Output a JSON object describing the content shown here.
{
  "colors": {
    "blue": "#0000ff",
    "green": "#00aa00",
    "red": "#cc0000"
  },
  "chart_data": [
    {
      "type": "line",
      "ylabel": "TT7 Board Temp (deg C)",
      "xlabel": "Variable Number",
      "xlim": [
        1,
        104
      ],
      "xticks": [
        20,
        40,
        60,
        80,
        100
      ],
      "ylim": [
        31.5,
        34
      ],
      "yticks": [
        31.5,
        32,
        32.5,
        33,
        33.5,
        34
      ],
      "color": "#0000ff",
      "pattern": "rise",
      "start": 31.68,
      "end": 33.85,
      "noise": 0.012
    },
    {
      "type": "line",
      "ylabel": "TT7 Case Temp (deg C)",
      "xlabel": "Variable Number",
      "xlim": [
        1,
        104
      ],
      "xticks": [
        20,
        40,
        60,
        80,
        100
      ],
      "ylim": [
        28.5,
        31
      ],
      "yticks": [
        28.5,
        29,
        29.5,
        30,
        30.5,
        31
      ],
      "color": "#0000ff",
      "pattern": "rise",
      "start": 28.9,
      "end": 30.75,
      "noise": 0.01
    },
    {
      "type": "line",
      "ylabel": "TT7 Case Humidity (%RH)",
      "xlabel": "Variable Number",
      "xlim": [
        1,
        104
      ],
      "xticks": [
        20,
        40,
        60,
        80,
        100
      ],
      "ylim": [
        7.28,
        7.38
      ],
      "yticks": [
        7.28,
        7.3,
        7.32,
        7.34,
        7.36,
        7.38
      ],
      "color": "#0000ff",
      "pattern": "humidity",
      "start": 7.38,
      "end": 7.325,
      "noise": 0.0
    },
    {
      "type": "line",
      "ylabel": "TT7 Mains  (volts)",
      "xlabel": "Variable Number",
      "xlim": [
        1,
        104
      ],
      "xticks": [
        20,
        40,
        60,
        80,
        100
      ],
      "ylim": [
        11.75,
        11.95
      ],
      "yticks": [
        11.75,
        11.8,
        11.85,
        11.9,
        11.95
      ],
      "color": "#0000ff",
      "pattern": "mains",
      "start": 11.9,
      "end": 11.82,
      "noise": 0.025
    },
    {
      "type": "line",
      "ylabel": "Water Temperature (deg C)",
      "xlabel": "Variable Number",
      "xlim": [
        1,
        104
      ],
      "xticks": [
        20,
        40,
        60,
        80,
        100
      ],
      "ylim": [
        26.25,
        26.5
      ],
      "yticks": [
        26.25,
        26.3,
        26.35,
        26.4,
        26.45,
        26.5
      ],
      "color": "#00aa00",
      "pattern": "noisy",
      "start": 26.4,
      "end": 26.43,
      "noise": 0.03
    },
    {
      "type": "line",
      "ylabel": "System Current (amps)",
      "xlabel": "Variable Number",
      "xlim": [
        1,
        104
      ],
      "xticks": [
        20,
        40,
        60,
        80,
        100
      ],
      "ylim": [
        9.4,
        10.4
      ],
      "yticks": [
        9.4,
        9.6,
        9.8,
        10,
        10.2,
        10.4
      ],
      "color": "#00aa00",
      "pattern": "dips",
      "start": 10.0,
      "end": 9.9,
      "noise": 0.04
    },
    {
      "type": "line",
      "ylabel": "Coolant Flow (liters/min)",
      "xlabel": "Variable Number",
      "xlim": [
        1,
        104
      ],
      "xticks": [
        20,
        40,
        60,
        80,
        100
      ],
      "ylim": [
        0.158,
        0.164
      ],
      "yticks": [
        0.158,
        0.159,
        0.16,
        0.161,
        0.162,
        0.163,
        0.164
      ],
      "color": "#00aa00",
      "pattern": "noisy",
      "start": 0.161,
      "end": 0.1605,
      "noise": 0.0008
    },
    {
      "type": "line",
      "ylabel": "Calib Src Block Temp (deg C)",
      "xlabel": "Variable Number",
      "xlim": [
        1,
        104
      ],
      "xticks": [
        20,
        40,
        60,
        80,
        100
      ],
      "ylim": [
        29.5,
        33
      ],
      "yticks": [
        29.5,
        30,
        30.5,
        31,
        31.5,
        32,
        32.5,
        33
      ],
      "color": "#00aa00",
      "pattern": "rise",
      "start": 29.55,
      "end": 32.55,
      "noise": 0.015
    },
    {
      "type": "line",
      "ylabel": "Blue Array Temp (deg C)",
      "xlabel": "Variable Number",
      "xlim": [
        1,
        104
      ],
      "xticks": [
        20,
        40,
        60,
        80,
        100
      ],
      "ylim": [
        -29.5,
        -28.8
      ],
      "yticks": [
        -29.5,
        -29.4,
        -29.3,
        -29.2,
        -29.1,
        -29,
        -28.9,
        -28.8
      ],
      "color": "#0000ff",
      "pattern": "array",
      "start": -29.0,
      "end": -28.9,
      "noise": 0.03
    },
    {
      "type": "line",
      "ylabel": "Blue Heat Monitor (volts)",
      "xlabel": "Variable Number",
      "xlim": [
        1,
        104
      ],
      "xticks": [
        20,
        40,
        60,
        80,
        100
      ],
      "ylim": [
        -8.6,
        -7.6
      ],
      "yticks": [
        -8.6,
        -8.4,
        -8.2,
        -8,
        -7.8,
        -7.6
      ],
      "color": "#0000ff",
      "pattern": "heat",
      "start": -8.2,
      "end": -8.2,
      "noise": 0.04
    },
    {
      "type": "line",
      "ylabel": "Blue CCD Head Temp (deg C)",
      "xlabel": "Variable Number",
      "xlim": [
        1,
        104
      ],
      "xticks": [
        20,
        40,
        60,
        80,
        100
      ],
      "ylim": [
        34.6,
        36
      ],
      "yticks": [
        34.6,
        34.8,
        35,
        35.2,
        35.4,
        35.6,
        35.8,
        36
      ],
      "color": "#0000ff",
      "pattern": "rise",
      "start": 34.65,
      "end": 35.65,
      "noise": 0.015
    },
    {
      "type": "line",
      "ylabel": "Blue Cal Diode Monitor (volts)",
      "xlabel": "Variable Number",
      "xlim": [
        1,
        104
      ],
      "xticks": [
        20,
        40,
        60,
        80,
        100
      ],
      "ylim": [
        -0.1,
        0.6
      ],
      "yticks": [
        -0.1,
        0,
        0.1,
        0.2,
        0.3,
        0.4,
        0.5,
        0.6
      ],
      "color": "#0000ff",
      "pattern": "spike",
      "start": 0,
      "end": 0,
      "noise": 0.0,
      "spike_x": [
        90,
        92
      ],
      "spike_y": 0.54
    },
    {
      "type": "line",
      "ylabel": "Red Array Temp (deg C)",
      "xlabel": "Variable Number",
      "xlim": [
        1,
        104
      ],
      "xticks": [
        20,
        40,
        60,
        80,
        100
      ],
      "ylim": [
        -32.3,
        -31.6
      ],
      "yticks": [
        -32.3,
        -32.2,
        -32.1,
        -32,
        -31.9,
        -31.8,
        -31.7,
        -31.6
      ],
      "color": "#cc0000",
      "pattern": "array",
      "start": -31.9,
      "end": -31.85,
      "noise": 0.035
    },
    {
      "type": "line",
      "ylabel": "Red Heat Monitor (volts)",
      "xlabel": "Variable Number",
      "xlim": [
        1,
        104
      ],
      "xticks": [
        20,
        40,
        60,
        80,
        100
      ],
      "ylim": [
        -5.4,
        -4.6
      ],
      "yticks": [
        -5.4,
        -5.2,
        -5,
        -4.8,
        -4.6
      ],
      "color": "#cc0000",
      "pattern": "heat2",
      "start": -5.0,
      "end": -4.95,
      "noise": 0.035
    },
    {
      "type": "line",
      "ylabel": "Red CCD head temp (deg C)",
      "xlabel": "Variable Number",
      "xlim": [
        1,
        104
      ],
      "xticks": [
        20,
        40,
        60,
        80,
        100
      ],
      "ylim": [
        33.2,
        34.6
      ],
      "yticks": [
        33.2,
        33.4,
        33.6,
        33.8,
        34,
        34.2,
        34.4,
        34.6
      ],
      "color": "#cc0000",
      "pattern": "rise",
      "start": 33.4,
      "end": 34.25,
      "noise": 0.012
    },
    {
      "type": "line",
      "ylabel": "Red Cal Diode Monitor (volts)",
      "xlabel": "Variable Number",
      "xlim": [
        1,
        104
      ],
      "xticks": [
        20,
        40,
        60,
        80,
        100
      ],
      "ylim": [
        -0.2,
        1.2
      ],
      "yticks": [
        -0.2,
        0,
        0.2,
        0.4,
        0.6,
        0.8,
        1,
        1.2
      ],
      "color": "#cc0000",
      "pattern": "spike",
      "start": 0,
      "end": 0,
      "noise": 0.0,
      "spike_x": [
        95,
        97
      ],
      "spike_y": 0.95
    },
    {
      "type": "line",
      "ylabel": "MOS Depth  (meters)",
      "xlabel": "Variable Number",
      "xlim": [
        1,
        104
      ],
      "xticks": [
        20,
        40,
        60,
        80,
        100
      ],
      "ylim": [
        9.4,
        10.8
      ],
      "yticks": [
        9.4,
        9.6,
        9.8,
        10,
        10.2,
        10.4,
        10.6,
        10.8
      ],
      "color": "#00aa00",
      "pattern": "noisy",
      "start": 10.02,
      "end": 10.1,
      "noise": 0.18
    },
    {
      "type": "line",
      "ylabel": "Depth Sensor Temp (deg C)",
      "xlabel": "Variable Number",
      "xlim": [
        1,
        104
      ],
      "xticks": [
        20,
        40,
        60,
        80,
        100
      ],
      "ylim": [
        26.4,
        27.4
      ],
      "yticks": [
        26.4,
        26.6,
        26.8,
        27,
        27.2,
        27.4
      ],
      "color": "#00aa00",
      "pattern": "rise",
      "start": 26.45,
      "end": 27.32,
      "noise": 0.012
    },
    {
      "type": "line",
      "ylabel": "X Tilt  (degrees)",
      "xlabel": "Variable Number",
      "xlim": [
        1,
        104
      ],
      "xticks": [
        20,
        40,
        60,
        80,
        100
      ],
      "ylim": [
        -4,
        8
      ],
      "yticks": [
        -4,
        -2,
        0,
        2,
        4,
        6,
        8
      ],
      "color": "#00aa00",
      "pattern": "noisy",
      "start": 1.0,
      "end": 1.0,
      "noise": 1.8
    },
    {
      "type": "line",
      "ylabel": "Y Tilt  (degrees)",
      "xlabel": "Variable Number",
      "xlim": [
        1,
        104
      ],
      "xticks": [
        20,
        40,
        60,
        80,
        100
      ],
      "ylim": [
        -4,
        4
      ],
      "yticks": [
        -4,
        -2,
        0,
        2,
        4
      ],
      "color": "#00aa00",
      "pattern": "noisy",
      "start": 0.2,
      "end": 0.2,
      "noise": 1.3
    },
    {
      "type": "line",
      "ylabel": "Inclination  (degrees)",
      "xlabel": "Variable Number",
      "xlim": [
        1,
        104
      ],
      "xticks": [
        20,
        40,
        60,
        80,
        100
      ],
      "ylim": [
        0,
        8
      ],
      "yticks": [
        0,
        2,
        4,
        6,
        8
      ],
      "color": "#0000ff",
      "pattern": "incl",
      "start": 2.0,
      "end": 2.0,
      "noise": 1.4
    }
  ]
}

###

• Exercise goal
Report how many lines hold the string "Diode", giving the number and nothing else.

• Result
2